==== Extrait
Après avoir vu ce film, et avoir été déçu, je recommande plutôt à mes fils la lecture du livre du même nom écrit par Martin Amis (1949-2023) récemment disparu, et dont le cinéaste n’a gardé grosso modo que le nom, le lieu, et la trame: une manière habile de caricaturer le mécanisme de l’horreur sous la forme d’un marivaudage bucolique pour le rendre plus insoutenable encore.
Et surtout La mort est mon métier, publié en 1952, du grand Robert Merle (1908-2004), romancier quelque peu oublié aujourd’hui, -dont j’avais adoré adolescent L’île, une fiction inspiré de l’histoire des Révoltés du Bounty, un groupe de marins mutinés se réfugiant sur une île déserte et tentant d’y organiser une société civilisée (1)-: basé sur les interrogatoires par un psychologue de Rudolf Höss (dont le film « oublie » de préciser qu’il fut pendu à Nuremberg), révélant l’univers concentrationnaire nazi, dont certains osent écrire encore aujourd’hui qu’il n’a jamais existé, sans parler de ceux qui en sont nostalgiques (2). Je n’oublie pas que ce roman-vrai, comme dirait Javier Cercas, fut ignoré ou descendu par la critique: à l’époque, on ne parlait pas de ces choses-là; pour ne pas s’interroger sur « la soumission par devoir à un ordre, à un chef »…

Robert Merle
Il y a bien des façons de tourner le dos à la vérité. On peut se réfugier dans le racisme et dire: les hommes qui ont fait cela étaient des Allemands. On peut aussi en appeler à la métaphysique et s’écrier avec horreur, comme un prêtre que j’ai connu: « Mais c’est le démon ! Mais c’est le Mal !… ».
Je préfère penser, quant à moi, que tout devient possible dans une société dont les actes ne sont plus contrôlés par des principes démocratiques. Dès lors, le meurtre peut bien lui apparaitre comme la solution la plus rapide à ses problèmes.
Ce qui est affreux et nous donne de l’espèce humaine une opinion désolée, c’est que, pour mener à bien ses desseins, une société de ce type trouve invariablement les instruments zélés de ses crimes.
C’est l’un de ces hommes que j’ai voulu décrire dans La Mort est mon Métier. Qu’on ne s’y trompe pas: Rudolf Lang (pseudonyme de Höss dans le roman) n’était pas un sadique. Le sadisme a bien fleuri dans les camps de la mort, mais à l’échelon subalterne. Plus haut, il fallait un équipement psychique très différent.
Il y eu sous le nazisme des centaines, des milliers, de Rudolf Lang, moraux à l’intérieur de l’immoralité, consciencieux sans conscience, cadres que leur sérieux et leurs « mérites » portaient aux plus hauts emplois. Tout ce que Rudolf fit, il le fit non par méchanceté, mais au nom de l’impératif catégorique, par fidélité au chef, par soumission à l’ordre, par respect pour l’Etat. Bref, en homme de devoir: et c’est en cela justement qu’il est monstrueux.
========
- **Exercices proposés**
a) Modifiez le passage de l'extrait compris entre « C’est l’un de » et « qu’il est monstrueux. », bornes incluses, en remplaçant « subalterne » par « inférieur ».
b) Relevez toutes les années écrites en chiffres dans l'extrait.
Ce matériel provient d'une autre source que l'extrait.
==== Enregistrements
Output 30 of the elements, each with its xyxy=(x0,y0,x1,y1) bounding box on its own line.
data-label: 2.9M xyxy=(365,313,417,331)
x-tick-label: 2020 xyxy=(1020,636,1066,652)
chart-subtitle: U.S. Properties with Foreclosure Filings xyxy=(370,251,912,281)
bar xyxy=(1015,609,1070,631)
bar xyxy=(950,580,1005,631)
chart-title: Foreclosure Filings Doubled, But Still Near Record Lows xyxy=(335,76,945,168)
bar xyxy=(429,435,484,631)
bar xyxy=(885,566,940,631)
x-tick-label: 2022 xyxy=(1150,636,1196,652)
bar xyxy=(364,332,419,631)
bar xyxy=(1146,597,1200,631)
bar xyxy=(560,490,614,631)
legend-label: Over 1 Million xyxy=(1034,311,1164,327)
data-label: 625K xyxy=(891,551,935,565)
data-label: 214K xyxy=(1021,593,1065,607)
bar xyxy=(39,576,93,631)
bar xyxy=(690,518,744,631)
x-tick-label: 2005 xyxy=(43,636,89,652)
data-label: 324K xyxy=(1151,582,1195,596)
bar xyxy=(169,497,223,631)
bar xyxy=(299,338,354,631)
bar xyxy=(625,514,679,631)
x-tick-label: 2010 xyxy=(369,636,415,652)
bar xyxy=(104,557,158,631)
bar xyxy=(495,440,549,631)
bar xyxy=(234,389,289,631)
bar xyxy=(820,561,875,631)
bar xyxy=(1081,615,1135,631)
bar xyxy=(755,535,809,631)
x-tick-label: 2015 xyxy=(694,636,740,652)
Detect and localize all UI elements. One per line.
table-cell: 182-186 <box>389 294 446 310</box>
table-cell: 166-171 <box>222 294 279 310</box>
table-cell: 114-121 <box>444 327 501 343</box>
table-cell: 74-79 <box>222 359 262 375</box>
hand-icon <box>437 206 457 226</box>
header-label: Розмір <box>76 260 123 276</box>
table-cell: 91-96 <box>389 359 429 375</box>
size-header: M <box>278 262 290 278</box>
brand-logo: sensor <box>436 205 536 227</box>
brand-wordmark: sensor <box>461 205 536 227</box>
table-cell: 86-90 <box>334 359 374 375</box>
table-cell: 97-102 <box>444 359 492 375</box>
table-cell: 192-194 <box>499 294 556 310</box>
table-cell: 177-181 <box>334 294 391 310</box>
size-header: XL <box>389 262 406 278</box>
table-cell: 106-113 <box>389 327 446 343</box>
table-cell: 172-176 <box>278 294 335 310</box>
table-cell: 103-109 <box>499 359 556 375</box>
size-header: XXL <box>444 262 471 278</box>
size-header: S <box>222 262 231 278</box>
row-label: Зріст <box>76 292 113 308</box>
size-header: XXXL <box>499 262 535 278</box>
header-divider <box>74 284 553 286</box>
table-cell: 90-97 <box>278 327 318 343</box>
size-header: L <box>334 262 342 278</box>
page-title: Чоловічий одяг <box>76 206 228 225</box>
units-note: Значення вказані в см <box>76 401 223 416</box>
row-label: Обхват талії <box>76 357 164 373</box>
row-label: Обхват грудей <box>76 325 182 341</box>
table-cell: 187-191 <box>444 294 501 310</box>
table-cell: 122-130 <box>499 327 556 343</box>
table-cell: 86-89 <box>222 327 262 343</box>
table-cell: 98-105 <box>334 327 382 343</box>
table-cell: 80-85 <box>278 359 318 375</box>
========
- **Corrigés**
a)
C’est l’un de ces hommes que j’ai voulu décrire dans La Mort est mon Métier. Qu’on ne s’y trompe pas: Rudolf Lang (pseudonyme de Höss dans le roman) n’était pas un sadique. Le sadisme a bien fleuri dans les camps de la mort, mais à l’échelon inférieur. Plus haut, il fallait un équipement psychique très différent.
Il y eu sous le nazisme des centaines, des milliers, de Rudolf Lang, moraux à l’intérieur de l’immoralité, consciencieux sans conscience, cadres que leur sérieux et leurs « mérites » portaient aux plus hauts emplois. Tout ce que Rudolf fit, il le fit non par méchanceté, mais au nom de l’impératif catégorique, par fidélité au chef, par soumission à l’ordre, par respect pour l’Etat. Bref, en homme de devoir: et c’est en cela justement qu’il est monstrueux.

b) 1949, 2023, 1952, 1908, 2004